What you will do. Copy all of the material exactly. Pictures are not to appear in the copy.

---------- Material

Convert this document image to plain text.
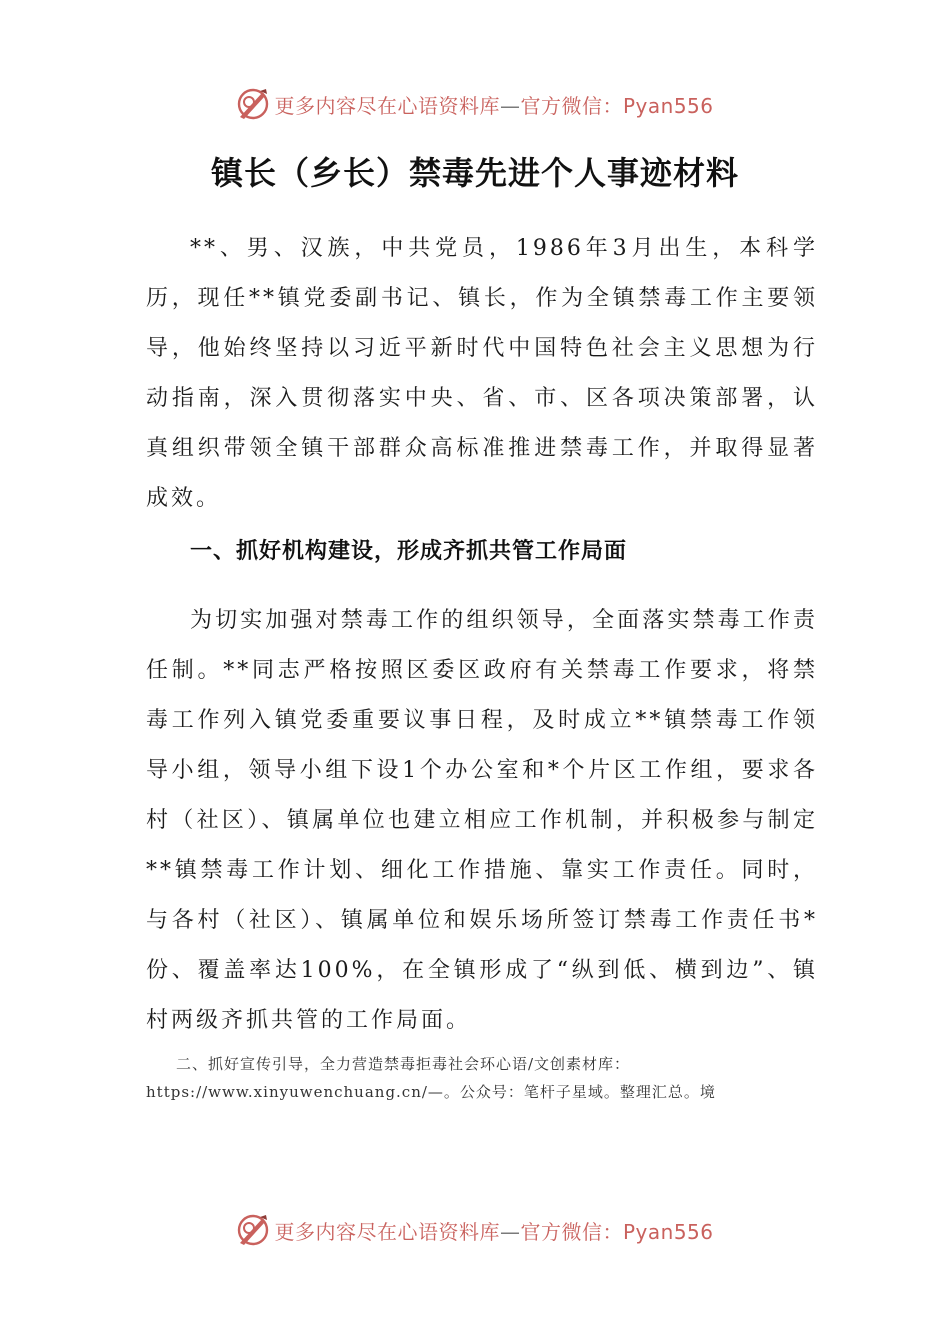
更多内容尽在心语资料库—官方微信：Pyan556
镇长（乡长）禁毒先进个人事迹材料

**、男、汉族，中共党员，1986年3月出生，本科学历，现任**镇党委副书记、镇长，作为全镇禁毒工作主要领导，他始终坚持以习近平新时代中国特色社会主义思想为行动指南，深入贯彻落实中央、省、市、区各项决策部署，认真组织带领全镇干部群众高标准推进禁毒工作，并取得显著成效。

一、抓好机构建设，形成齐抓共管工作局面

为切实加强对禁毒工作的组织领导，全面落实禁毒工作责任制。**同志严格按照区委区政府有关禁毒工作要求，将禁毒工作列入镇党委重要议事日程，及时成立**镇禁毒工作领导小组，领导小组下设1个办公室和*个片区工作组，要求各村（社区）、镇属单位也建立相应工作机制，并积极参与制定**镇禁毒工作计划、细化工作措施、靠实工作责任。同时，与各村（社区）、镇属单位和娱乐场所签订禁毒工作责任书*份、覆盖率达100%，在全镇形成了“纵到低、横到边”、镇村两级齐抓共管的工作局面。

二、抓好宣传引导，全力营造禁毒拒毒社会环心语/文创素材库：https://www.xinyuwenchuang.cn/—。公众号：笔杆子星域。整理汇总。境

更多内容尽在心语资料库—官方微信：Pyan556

--------------------

Problem solution.
Convert this document image to plain text.
更多内容尽在心语资料库—官方微信：Pyan556
镇长（乡长）禁毒先进个人事迹材料

**、男、汉族，中共党员，1986年3月出生，本科学历，现任**镇党委副书记、镇长，作为全镇禁毒工作主要领导，他始终坚持以习近平新时代中国特色社会主义思想为行动指南，深入贯彻落实中央、省、市、区各项决策部署，认真组织带领全镇干部群众高标准推进禁毒工作，并取得显著成效。

一、抓好机构建设，形成齐抓共管工作局面

为切实加强对禁毒工作的组织领导，全面落实禁毒工作责任制。**同志严格按照区委区政府有关禁毒工作要求，将禁毒工作列入镇党委重要议事日程，及时成立**镇禁毒工作领导小组，领导小组下设1个办公室和*个片区工作组，要求各村（社区）、镇属单位也建立相应工作机制，并积极参与制定**镇禁毒工作计划、细化工作措施、靠实工作责任。同时，与各村（社区）、镇属单位和娱乐场所签订禁毒工作责任书*份、覆盖率达100%，在全镇形成了“纵到低、横到边”、镇村两级齐抓共管的工作局面。

二、抓好宣传引导，全力营造禁毒拒毒社会环心语/文创素材库：https://www.xinyuwenchuang.cn/—。公众号：笔杆子星域。整理汇总。境

更多内容尽在心语资料库—官方微信：Pyan556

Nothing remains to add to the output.